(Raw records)
## START

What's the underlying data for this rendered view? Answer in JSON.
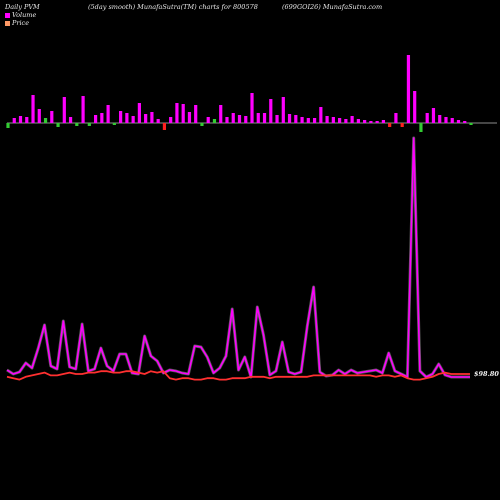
{
  "header": {
    "left": "Daily PVM",
    "center": "(5day smooth) MunafaSutra(TM) charts for 800578",
    "right": "(699GOI26) MunafaSutra.com"
  },
  "legend": [
    {
      "label": "Volume",
      "color": "#ff00ff"
    },
    {
      "label": "Price",
      "color": "#ff9966"
    }
  ],
  "price_label": "$98.80",
  "colors": {
    "up": "#ff00ff",
    "down": "#ff2020",
    "flat": "#33cc33",
    "price": "#ff3030",
    "smooth": "#cc66ff",
    "axis": "#bbbbbb"
  },
  "chart_data": {
    "type": "bar+line",
    "baseline": 0,
    "volume_bars": [
      {
        "v": -5,
        "c": "flat"
      },
      {
        "v": 5,
        "c": "up"
      },
      {
        "v": 7,
        "c": "up"
      },
      {
        "v": 6,
        "c": "up"
      },
      {
        "v": 28,
        "c": "up"
      },
      {
        "v": 14,
        "c": "up"
      },
      {
        "v": 5,
        "c": "flat"
      },
      {
        "v": 12,
        "c": "up"
      },
      {
        "v": -4,
        "c": "flat"
      },
      {
        "v": 26,
        "c": "up"
      },
      {
        "v": 6,
        "c": "up"
      },
      {
        "v": -3,
        "c": "flat"
      },
      {
        "v": 27,
        "c": "up"
      },
      {
        "v": -3,
        "c": "flat"
      },
      {
        "v": 8,
        "c": "up"
      },
      {
        "v": 10,
        "c": "up"
      },
      {
        "v": 18,
        "c": "up"
      },
      {
        "v": -2,
        "c": "flat"
      },
      {
        "v": 12,
        "c": "up"
      },
      {
        "v": 10,
        "c": "up"
      },
      {
        "v": 7,
        "c": "up"
      },
      {
        "v": 20,
        "c": "up"
      },
      {
        "v": 9,
        "c": "up"
      },
      {
        "v": 11,
        "c": "up"
      },
      {
        "v": 4,
        "c": "up"
      },
      {
        "v": -7,
        "c": "down"
      },
      {
        "v": 6,
        "c": "up"
      },
      {
        "v": 20,
        "c": "up"
      },
      {
        "v": 19,
        "c": "up"
      },
      {
        "v": 11,
        "c": "up"
      },
      {
        "v": 18,
        "c": "up"
      },
      {
        "v": -3,
        "c": "flat"
      },
      {
        "v": 6,
        "c": "up"
      },
      {
        "v": 4,
        "c": "flat"
      },
      {
        "v": 18,
        "c": "up"
      },
      {
        "v": 6,
        "c": "up"
      },
      {
        "v": 10,
        "c": "up"
      },
      {
        "v": 8,
        "c": "up"
      },
      {
        "v": 7,
        "c": "up"
      },
      {
        "v": 30,
        "c": "up"
      },
      {
        "v": 10,
        "c": "up"
      },
      {
        "v": 10,
        "c": "up"
      },
      {
        "v": 24,
        "c": "up"
      },
      {
        "v": 8,
        "c": "up"
      },
      {
        "v": 26,
        "c": "up"
      },
      {
        "v": 9,
        "c": "up"
      },
      {
        "v": 8,
        "c": "up"
      },
      {
        "v": 6,
        "c": "up"
      },
      {
        "v": 5,
        "c": "up"
      },
      {
        "v": 5,
        "c": "up"
      },
      {
        "v": 16,
        "c": "up"
      },
      {
        "v": 7,
        "c": "up"
      },
      {
        "v": 6,
        "c": "up"
      },
      {
        "v": 5,
        "c": "up"
      },
      {
        "v": 4,
        "c": "up"
      },
      {
        "v": 7,
        "c": "up"
      },
      {
        "v": 4,
        "c": "up"
      },
      {
        "v": 3,
        "c": "up"
      },
      {
        "v": 2,
        "c": "up"
      },
      {
        "v": 2,
        "c": "up"
      },
      {
        "v": 3,
        "c": "up"
      },
      {
        "v": -4,
        "c": "down"
      },
      {
        "v": 10,
        "c": "up"
      },
      {
        "v": -4,
        "c": "down"
      },
      {
        "v": 68,
        "c": "up"
      },
      {
        "v": 32,
        "c": "up"
      },
      {
        "v": -9,
        "c": "flat"
      },
      {
        "v": 10,
        "c": "up"
      },
      {
        "v": 15,
        "c": "up"
      },
      {
        "v": 8,
        "c": "up"
      },
      {
        "v": 6,
        "c": "up"
      },
      {
        "v": 5,
        "c": "up"
      },
      {
        "v": 3,
        "c": "up"
      },
      {
        "v": 2,
        "c": "up"
      },
      {
        "v": -2,
        "c": "flat"
      }
    ],
    "volume_smooth": [
      8,
      4,
      6,
      15,
      10,
      30,
      53,
      12,
      9,
      57,
      11,
      9,
      54,
      7,
      9,
      30,
      12,
      7,
      24,
      24,
      5,
      4,
      42,
      22,
      17,
      5,
      8,
      7,
      5,
      4,
      32,
      31,
      21,
      5,
      10,
      22,
      69,
      8,
      21,
      1,
      71,
      43,
      3,
      7,
      36,
      6,
      4,
      6,
      52,
      91,
      6,
      2,
      3,
      8,
      4,
      8,
      5,
      6,
      7,
      8,
      5,
      25,
      7,
      4,
      1,
      240,
      7,
      1,
      4,
      14,
      3,
      1,
      1,
      1,
      1
    ],
    "price": [
      3,
      2,
      1,
      3,
      4,
      5,
      6,
      4,
      4,
      5,
      6,
      5,
      5,
      6,
      6,
      7,
      7,
      6,
      6,
      7,
      7,
      6,
      5,
      7,
      6,
      7,
      2,
      1,
      2,
      2,
      1,
      1,
      2,
      2,
      1,
      1,
      2,
      2,
      2,
      3,
      3,
      3,
      2,
      3,
      3,
      3,
      3,
      3,
      3,
      4,
      4,
      4,
      4,
      4,
      4,
      4,
      4,
      4,
      4,
      3,
      4,
      4,
      3,
      4,
      2,
      1,
      1,
      2,
      3,
      5,
      6,
      5,
      5,
      5,
      5
    ]
  }
}
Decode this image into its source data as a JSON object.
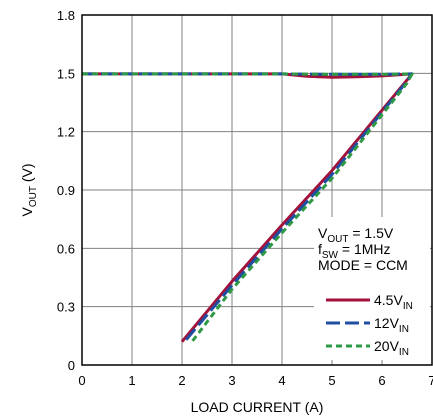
{
  "chart_data": {
    "type": "line",
    "xlabel": "LOAD CURRENT (A)",
    "ylabel": {
      "main": "V",
      "sub": "OUT",
      "unit": " (V)"
    },
    "xlim": [
      0,
      7
    ],
    "ylim": [
      0,
      1.8
    ],
    "xticks": [
      "0",
      "1",
      "2",
      "3",
      "4",
      "5",
      "6",
      "7"
    ],
    "yticks": [
      "0",
      "0.3",
      "0.6",
      "0.9",
      "1.2",
      "1.5",
      "1.8"
    ],
    "grid": true,
    "legend_placement": "bottom-right",
    "annotations": [
      {
        "main": "V",
        "sub": "OUT",
        "rest": " = 1.5V"
      },
      {
        "main": "f",
        "sub": "SW",
        "rest": " = 1MHz"
      },
      {
        "main": "MODE = CCM",
        "sub": "",
        "rest": ""
      }
    ],
    "series": [
      {
        "name": "4.5V",
        "name_sub": "IN",
        "color": "#a3123a",
        "dash": "solid",
        "x": [
          0,
          4.0,
          4.5,
          5.0,
          5.5,
          6.0,
          6.6,
          6.45,
          5.0,
          4.0,
          3.0,
          2.0
        ],
        "y": [
          1.497,
          1.497,
          1.485,
          1.48,
          1.482,
          1.487,
          1.497,
          1.45,
          1.0,
          0.72,
          0.43,
          0.12
        ]
      },
      {
        "name": "12V",
        "name_sub": "IN",
        "color": "#1f4fa0",
        "dash": "long-dash",
        "x": [
          0,
          4.0,
          5.0,
          6.0,
          6.6,
          6.47,
          5.0,
          4.0,
          3.0,
          2.05
        ],
        "y": [
          1.497,
          1.497,
          1.495,
          1.495,
          1.497,
          1.45,
          0.98,
          0.7,
          0.41,
          0.12
        ]
      },
      {
        "name": "20V",
        "name_sub": "IN",
        "color": "#2e9a45",
        "dash": "short-dash",
        "x": [
          0,
          4.0,
          5.0,
          6.0,
          6.6,
          6.5,
          5.0,
          4.0,
          3.0,
          2.2
        ],
        "y": [
          1.497,
          1.497,
          1.495,
          1.495,
          1.497,
          1.45,
          0.96,
          0.68,
          0.39,
          0.12
        ]
      }
    ]
  }
}
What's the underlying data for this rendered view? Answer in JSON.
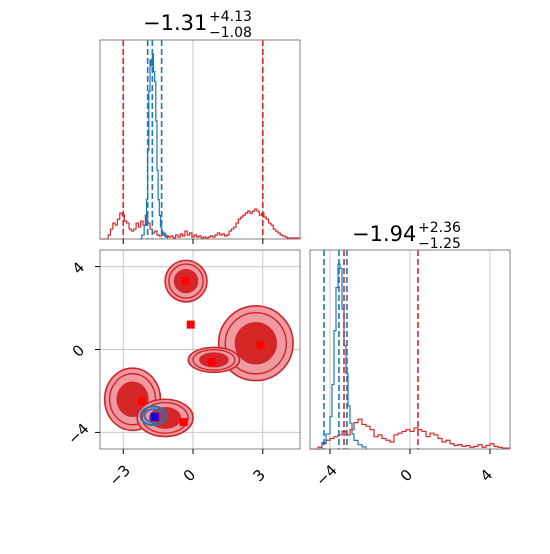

## END

**WHAT IS NEEDED:** Select all lines with the word "MunafaSutra" from the entries above.

**SOLVED PROBLEM:**
    "center": "(5day smooth) MunafaSutra(TM) charts for 800578",
    "right": "(699GOI26) MunafaSutra.com"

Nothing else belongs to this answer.